◆ **Requirements**
State how many lines in these records contain the word "Faculté", and nothing else.

◆ **Data in this exercise**
◇ ◇ ◇ ◇

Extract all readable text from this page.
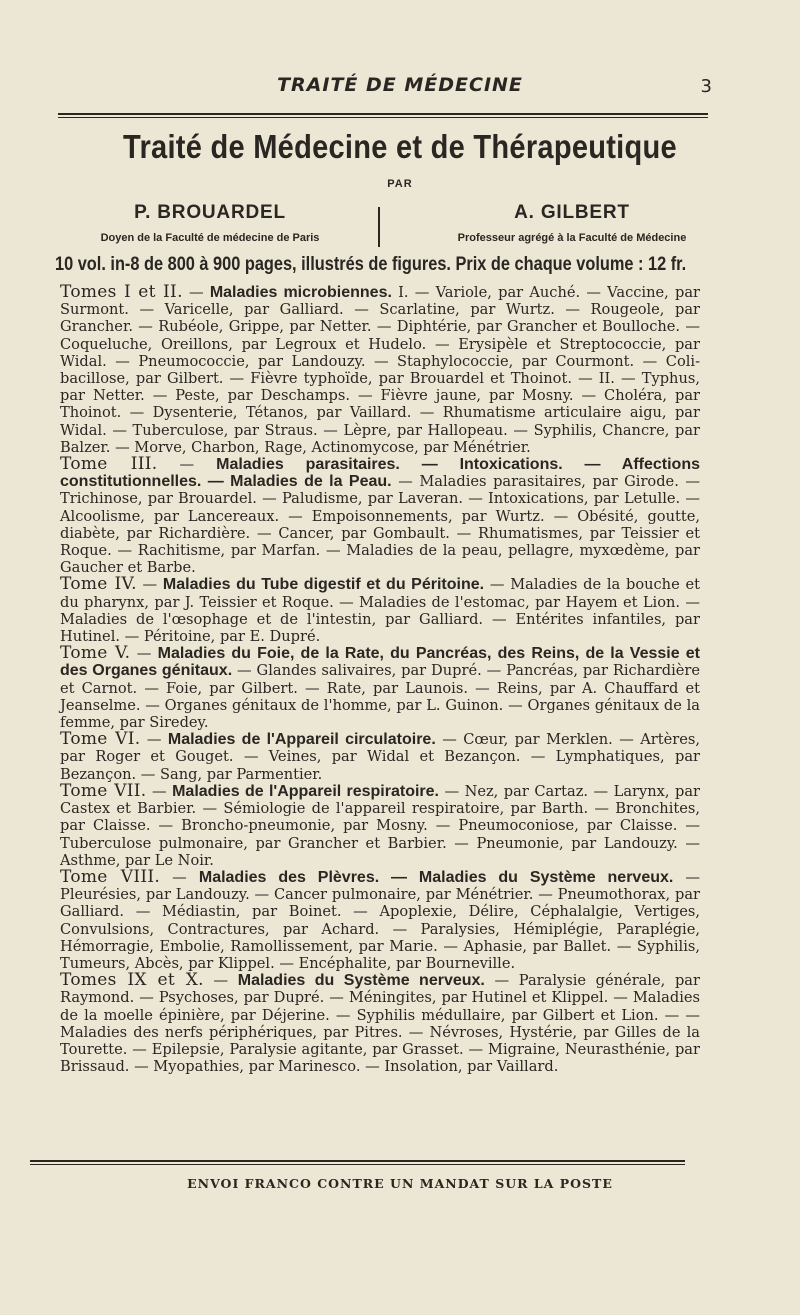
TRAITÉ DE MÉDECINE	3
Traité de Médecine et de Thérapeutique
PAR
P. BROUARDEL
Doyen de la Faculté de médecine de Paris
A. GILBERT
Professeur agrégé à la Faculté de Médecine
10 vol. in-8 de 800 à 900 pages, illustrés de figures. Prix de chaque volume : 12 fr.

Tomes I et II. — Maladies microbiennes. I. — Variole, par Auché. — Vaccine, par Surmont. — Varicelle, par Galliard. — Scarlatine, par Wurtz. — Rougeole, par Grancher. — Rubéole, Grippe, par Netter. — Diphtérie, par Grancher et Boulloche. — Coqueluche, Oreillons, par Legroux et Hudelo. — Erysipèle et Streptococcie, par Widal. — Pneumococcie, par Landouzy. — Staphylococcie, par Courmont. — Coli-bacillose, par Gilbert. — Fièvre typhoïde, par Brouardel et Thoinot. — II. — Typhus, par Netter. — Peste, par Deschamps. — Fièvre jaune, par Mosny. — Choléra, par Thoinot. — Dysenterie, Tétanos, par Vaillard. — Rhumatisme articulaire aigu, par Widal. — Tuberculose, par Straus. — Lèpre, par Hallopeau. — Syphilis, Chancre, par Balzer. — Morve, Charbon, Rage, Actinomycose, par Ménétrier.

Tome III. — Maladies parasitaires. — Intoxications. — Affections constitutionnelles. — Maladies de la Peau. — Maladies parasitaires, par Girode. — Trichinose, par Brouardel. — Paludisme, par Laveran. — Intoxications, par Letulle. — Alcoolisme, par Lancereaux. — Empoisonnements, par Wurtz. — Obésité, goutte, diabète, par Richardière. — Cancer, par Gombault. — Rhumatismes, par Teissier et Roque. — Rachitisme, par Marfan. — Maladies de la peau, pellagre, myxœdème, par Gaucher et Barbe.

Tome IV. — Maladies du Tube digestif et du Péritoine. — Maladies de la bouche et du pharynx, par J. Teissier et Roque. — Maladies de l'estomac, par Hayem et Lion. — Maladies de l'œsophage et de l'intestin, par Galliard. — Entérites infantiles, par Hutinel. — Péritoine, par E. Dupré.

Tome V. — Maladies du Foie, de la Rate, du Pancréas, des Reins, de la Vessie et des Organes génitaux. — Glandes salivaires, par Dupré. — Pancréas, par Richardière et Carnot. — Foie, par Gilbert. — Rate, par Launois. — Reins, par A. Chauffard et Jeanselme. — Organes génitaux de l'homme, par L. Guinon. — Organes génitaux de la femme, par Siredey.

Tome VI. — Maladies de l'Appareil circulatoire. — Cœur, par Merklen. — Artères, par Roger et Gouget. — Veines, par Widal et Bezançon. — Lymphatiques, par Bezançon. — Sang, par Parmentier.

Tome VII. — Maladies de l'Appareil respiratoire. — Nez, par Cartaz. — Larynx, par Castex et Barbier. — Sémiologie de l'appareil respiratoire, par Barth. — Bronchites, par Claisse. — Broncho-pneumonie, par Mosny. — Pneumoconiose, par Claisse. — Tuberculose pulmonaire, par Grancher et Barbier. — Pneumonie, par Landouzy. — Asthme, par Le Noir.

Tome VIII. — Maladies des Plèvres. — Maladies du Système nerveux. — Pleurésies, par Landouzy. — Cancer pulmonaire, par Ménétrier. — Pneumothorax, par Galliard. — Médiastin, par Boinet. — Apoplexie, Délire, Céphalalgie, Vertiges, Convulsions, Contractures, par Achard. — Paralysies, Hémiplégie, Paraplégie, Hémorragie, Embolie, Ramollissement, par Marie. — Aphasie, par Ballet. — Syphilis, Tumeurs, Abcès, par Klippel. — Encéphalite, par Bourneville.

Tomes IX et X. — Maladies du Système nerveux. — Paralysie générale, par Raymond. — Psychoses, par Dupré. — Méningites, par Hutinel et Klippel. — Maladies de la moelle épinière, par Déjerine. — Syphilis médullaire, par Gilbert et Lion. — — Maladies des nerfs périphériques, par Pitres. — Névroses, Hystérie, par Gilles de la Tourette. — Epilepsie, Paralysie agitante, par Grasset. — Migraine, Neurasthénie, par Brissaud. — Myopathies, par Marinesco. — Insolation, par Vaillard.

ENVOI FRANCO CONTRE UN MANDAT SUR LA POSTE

◇ ◇ ◇ ◇

◆ **Result of this task**
2